• _Record extracts_
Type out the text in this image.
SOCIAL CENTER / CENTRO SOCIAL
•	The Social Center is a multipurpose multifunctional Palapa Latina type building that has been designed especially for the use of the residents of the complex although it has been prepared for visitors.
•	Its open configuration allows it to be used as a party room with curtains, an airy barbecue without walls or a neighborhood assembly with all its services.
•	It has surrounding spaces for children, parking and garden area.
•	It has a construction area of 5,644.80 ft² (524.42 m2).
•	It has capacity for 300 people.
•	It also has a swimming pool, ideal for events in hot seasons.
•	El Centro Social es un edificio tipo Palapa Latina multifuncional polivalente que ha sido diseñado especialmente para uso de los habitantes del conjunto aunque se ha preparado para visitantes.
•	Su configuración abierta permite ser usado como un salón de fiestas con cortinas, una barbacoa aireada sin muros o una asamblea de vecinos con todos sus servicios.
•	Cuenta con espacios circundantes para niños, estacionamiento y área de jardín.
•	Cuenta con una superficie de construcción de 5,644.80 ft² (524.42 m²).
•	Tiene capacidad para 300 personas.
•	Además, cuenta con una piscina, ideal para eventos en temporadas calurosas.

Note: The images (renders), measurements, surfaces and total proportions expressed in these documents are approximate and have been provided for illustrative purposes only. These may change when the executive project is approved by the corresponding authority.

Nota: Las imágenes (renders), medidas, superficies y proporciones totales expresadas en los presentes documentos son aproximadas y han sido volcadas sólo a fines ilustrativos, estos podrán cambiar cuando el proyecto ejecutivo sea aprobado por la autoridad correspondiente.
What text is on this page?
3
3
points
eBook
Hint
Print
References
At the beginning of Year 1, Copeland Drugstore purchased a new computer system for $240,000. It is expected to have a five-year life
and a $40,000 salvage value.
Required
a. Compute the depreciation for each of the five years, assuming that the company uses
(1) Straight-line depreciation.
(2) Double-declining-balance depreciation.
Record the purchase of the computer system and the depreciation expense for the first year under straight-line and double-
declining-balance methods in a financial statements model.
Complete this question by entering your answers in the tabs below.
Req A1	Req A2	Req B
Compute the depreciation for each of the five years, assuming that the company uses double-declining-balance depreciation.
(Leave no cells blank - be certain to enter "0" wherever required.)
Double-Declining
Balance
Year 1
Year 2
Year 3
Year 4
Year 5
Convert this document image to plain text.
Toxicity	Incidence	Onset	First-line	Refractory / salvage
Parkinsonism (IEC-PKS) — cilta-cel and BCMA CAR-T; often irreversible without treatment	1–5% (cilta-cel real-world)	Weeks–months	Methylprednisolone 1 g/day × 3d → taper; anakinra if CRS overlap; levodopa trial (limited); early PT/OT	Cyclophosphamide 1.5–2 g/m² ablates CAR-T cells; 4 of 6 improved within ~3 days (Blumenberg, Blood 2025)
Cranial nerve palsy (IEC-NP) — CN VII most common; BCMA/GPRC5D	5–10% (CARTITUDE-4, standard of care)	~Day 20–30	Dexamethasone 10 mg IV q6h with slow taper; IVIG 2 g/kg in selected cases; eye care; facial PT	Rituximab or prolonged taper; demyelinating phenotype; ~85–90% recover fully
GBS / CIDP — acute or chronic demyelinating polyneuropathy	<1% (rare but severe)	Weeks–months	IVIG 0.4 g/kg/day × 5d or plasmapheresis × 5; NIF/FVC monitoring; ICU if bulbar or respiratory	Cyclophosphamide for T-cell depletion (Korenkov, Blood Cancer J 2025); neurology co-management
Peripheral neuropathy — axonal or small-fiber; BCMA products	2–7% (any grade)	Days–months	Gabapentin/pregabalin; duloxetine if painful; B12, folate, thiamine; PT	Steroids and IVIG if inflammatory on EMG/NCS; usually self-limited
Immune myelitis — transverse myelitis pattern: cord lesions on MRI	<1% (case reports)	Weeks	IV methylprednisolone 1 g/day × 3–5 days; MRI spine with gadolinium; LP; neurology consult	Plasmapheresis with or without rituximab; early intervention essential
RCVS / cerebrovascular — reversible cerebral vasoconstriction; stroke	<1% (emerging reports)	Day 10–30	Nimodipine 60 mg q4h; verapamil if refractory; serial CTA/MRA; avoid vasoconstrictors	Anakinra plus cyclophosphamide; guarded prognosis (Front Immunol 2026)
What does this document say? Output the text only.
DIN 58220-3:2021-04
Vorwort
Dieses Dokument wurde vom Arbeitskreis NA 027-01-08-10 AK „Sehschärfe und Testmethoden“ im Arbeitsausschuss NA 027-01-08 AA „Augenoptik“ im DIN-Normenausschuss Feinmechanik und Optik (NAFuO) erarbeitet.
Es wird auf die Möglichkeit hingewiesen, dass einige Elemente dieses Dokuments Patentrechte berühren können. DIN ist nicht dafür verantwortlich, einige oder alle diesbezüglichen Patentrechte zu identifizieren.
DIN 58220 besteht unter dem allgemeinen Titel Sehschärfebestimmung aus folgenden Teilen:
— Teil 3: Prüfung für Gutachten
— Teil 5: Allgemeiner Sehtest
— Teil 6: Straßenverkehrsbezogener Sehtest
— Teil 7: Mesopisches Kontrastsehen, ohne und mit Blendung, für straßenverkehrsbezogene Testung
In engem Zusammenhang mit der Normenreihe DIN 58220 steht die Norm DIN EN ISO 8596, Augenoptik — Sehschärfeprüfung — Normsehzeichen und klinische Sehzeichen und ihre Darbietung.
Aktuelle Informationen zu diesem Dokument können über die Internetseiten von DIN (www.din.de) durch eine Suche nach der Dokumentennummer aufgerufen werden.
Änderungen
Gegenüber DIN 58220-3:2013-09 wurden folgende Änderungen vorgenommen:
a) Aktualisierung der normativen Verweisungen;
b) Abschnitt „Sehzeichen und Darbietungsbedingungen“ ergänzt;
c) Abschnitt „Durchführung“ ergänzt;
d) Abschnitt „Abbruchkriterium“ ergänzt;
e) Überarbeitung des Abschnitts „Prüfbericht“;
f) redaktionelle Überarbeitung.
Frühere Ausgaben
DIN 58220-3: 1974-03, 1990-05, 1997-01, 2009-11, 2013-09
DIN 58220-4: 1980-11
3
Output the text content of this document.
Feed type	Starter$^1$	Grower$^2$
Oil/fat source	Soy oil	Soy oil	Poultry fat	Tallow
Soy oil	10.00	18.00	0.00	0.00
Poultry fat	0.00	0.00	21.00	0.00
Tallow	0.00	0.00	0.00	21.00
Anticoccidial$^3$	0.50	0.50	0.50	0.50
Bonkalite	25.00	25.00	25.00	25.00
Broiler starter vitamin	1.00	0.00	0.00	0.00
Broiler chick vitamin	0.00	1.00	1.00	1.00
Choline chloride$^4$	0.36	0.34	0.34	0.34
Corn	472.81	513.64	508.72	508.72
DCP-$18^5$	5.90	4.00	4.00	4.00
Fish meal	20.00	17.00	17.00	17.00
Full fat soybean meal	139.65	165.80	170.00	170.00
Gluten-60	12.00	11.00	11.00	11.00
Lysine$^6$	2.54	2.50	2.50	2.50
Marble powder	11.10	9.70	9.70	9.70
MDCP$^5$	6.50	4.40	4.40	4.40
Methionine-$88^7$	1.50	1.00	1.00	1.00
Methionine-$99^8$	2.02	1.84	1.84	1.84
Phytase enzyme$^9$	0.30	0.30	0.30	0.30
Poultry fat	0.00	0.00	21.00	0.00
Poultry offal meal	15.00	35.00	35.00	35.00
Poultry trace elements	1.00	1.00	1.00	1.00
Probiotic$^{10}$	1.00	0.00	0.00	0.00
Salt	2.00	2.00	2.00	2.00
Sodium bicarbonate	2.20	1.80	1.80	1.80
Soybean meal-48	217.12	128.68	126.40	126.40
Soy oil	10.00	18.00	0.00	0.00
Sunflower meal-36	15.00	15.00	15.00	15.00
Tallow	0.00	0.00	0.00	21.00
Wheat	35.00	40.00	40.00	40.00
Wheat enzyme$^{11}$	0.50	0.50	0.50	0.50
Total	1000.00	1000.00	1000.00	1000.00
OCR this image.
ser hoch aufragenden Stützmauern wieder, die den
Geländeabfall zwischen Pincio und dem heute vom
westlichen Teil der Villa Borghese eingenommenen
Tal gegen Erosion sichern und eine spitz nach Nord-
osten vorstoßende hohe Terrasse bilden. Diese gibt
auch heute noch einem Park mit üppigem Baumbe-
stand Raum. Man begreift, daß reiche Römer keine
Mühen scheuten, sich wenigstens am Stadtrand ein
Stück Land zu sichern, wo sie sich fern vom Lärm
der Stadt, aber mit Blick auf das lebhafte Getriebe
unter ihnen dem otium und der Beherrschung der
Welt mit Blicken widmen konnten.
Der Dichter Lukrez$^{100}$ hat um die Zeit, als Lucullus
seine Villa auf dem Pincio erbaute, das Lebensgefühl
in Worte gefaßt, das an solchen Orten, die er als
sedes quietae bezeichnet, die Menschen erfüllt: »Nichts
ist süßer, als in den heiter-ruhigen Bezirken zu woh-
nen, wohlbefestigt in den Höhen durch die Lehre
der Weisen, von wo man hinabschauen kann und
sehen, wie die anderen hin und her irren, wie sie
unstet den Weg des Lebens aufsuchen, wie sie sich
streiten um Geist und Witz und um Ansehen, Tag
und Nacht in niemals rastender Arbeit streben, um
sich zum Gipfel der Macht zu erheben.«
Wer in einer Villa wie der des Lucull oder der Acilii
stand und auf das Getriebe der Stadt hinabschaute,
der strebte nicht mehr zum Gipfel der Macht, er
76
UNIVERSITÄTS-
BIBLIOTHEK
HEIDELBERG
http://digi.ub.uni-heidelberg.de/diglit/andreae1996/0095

• _Exercise goal_
What lines above contain the word "uses"? Return each such line.

• _Answer to this problem_
a. Compute the depreciation for each of the five years, assuming that the company uses
Compute the depreciation for each of the five years, assuming that the company uses double-declining-balance depreciation.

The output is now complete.